### Your task:
Write out the entries below once more, exactly, with the pictures left out.

[Figure content listings]
"""
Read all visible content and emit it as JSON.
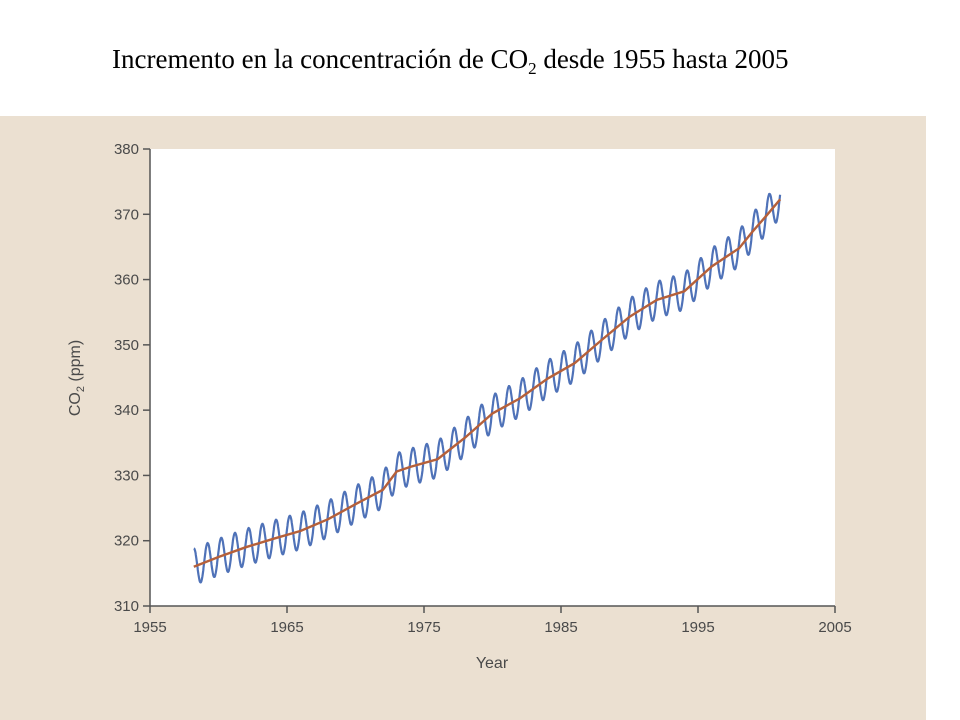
{
  "slide": {
    "title_prefix": "Incremento en la concentración de CO",
    "title_sub": "2",
    "title_suffix": " desde 1955 hasta 2005"
  },
  "chart_data": {
    "type": "line",
    "title": "Incremento en la concentración de CO2 desde 1955 hasta 2005",
    "xlabel": "Year",
    "ylabel_main": "CO",
    "ylabel_sub": "2",
    "ylabel_unit": " (ppm)",
    "xlim": [
      1955,
      2005
    ],
    "ylim": [
      310,
      380
    ],
    "x_ticks": [
      "1955",
      "1965",
      "1975",
      "1985",
      "1995",
      "2005"
    ],
    "y_ticks": [
      "310",
      "320",
      "330",
      "340",
      "350",
      "360",
      "370",
      "380"
    ],
    "grid": false,
    "colors": {
      "monthly": "#4f72b8",
      "trend": "#b5603a",
      "plot_bg": "#ffffff",
      "panel_bg": "#ebe0d1",
      "axis": "#555555"
    },
    "series": [
      {
        "key": "monthly",
        "seasonal_amplitude_ppm": 2.8,
        "x": [
          1958.2,
          2001.0
        ]
      },
      {
        "key": "trend",
        "x": [
          1958.2,
          1960,
          1962,
          1964,
          1966,
          1968,
          1970,
          1972,
          1973,
          1974,
          1976,
          1978,
          1980,
          1982,
          1984,
          1986,
          1988,
          1990,
          1992,
          1994,
          1996,
          1998,
          1999,
          2000,
          2001
        ],
        "values": [
          316.0,
          317.5,
          319.0,
          320.3,
          321.5,
          323.3,
          325.6,
          327.8,
          330.6,
          331.3,
          332.5,
          335.8,
          339.5,
          341.8,
          344.8,
          347.2,
          350.8,
          354.3,
          356.9,
          358.2,
          362.0,
          364.8,
          367.4,
          369.8,
          372.3
        ]
      }
    ]
  }
}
"""
### Exercise result:
Read all visible content and emit it as JSON.
{
  "slide": {
    "title_prefix": "Incremento en la concentración de CO",
    "title_sub": "2",
    "title_suffix": " desde 1955 hasta 2005"
  },
  "chart_data": {
    "type": "line",
    "title": "Incremento en la concentración de CO2 desde 1955 hasta 2005",
    "xlabel": "Year",
    "ylabel_main": "CO",
    "ylabel_sub": "2",
    "ylabel_unit": " (ppm)",
    "xlim": [
      1955,
      2005
    ],
    "ylim": [
      310,
      380
    ],
    "x_ticks": [
      "1955",
      "1965",
      "1975",
      "1985",
      "1995",
      "2005"
    ],
    "y_ticks": [
      "310",
      "320",
      "330",
      "340",
      "350",
      "360",
      "370",
      "380"
    ],
    "grid": false,
    "colors": {
      "monthly": "#4f72b8",
      "trend": "#b5603a",
      "plot_bg": "#ffffff",
      "panel_bg": "#ebe0d1",
      "axis": "#555555"
    },
    "series": [
      {
        "key": "monthly",
        "seasonal_amplitude_ppm": 2.8,
        "x": [
          1958.2,
          2001.0
        ]
      },
      {
        "key": "trend",
        "x": [
          1958.2,
          1960,
          1962,
          1964,
          1966,
          1968,
          1970,
          1972,
          1973,
          1974,
          1976,
          1978,
          1980,
          1982,
          1984,
          1986,
          1988,
          1990,
          1992,
          1994,
          1996,
          1998,
          1999,
          2000,
          2001
        ],
        "values": [
          316.0,
          317.5,
          319.0,
          320.3,
          321.5,
          323.3,
          325.6,
          327.8,
          330.6,
          331.3,
          332.5,
          335.8,
          339.5,
          341.8,
          344.8,
          347.2,
          350.8,
          354.3,
          356.9,
          358.2,
          362.0,
          364.8,
          367.4,
          369.8,
          372.3
        ]
      }
    ]
  }
}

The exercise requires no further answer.